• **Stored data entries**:
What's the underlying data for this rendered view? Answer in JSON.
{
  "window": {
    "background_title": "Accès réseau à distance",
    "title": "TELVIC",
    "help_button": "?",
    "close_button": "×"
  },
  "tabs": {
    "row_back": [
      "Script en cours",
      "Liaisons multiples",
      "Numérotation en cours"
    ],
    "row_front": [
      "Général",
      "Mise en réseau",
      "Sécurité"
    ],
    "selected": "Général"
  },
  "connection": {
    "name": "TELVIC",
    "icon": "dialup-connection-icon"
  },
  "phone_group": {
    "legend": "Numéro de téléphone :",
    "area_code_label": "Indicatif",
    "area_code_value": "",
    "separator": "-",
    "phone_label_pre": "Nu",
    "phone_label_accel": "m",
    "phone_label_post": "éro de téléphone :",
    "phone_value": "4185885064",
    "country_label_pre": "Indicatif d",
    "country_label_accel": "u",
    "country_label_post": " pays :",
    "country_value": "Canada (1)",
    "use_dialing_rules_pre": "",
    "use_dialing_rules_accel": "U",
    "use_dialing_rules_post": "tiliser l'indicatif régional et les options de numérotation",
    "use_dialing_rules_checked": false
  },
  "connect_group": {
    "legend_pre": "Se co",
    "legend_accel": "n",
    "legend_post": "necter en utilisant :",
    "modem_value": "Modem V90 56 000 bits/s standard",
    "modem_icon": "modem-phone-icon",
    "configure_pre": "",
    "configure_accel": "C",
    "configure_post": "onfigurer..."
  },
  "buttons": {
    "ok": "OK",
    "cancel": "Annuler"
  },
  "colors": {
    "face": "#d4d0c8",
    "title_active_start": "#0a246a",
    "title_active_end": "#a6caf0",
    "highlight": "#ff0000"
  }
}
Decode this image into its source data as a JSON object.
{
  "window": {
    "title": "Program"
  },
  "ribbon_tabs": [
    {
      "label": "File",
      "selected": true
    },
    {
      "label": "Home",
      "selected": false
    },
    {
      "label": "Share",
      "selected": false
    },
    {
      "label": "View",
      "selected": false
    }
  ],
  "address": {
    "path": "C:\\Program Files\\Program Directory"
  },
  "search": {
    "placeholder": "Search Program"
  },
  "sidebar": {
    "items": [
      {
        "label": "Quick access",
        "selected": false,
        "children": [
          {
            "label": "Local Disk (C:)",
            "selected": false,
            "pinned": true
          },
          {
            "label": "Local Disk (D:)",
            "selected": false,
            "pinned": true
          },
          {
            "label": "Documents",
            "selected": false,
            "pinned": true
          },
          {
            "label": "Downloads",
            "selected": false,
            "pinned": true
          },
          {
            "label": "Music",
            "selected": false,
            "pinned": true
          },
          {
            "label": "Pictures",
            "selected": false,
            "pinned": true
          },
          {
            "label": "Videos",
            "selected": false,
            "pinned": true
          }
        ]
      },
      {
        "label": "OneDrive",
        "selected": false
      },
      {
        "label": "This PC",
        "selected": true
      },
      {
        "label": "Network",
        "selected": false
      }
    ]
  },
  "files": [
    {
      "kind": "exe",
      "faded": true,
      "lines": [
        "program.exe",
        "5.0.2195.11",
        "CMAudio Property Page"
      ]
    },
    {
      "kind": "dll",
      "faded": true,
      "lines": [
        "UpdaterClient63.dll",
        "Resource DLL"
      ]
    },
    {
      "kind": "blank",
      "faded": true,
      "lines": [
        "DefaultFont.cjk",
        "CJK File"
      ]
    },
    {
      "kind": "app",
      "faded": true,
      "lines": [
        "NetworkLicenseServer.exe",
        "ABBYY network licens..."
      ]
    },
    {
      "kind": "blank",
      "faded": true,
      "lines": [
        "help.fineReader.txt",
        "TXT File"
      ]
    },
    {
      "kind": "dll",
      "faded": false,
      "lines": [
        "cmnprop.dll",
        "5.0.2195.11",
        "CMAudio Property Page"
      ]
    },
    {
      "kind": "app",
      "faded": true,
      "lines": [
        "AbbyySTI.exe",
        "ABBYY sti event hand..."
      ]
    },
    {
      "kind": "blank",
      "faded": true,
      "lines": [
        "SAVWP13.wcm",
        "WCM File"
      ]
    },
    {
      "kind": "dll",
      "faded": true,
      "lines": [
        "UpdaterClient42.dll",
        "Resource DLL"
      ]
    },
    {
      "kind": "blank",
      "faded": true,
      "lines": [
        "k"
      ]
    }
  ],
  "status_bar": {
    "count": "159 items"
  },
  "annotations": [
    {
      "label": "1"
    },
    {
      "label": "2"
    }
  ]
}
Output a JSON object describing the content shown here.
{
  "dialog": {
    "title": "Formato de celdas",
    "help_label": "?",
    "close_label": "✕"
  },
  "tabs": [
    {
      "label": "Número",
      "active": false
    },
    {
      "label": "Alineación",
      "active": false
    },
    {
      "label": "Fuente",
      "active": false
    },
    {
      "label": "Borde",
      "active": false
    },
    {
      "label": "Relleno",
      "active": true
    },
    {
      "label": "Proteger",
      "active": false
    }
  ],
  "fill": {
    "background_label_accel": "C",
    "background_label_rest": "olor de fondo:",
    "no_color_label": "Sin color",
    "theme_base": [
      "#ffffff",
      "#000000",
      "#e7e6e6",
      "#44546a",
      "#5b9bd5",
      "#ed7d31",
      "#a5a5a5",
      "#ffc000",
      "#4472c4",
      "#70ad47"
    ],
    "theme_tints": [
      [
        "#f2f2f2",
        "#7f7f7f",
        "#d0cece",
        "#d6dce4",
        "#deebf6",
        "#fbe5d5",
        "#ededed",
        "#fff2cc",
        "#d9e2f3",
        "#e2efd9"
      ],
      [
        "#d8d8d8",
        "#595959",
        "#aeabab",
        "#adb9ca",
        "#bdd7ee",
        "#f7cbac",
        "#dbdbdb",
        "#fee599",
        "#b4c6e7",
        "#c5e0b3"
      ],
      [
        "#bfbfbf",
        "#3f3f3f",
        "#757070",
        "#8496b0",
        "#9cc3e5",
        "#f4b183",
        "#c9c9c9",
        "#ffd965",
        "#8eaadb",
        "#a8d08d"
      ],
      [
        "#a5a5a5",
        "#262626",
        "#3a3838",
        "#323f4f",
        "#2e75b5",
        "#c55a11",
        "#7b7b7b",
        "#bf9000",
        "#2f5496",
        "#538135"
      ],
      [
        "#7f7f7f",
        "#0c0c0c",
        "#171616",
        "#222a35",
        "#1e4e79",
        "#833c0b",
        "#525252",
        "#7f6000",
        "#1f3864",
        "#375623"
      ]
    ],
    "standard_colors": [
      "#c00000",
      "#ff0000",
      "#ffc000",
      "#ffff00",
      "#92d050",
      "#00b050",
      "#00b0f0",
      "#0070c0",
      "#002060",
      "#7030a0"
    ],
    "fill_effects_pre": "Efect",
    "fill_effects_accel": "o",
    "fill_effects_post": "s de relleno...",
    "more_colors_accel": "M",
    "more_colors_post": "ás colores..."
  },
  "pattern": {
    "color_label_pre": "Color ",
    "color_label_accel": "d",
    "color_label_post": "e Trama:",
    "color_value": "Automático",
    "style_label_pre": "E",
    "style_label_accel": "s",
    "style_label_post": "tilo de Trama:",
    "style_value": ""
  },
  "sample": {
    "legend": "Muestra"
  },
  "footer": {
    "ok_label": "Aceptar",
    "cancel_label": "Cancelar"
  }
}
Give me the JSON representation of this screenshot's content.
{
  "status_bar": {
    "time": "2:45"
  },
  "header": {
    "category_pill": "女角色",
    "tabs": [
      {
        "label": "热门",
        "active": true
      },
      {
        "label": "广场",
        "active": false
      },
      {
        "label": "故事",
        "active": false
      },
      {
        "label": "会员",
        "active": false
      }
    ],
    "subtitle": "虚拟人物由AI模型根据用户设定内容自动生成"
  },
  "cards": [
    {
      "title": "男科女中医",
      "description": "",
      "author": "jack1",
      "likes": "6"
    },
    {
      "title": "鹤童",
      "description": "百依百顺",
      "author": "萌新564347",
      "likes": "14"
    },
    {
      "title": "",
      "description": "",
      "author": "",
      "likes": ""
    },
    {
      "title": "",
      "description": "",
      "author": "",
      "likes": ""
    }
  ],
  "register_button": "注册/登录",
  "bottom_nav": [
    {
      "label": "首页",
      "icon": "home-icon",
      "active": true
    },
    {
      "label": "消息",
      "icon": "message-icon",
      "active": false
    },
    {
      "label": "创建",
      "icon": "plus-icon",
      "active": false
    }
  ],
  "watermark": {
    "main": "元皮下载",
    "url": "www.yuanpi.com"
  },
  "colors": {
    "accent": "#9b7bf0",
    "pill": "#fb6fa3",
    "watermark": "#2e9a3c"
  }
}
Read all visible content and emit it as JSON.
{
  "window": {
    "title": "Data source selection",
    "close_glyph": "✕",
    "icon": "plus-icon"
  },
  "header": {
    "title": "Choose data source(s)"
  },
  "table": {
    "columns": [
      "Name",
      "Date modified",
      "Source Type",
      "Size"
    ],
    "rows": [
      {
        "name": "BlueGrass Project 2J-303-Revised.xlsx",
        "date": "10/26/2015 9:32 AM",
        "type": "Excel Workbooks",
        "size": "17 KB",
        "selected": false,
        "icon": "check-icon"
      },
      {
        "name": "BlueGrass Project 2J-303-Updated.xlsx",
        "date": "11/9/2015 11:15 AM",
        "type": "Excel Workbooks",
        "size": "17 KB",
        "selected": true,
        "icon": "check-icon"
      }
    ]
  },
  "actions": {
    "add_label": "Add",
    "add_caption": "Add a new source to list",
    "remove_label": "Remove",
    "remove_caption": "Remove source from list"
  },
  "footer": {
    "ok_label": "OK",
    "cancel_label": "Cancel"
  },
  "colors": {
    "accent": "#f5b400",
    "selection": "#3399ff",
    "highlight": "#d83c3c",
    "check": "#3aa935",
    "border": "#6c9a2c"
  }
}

• **Requirement**: Extract, from the material above, each line holding the word "Remove".

• **Result of this task**:
    "remove_label": "Remove",
    "remove_caption": "Remove source from list"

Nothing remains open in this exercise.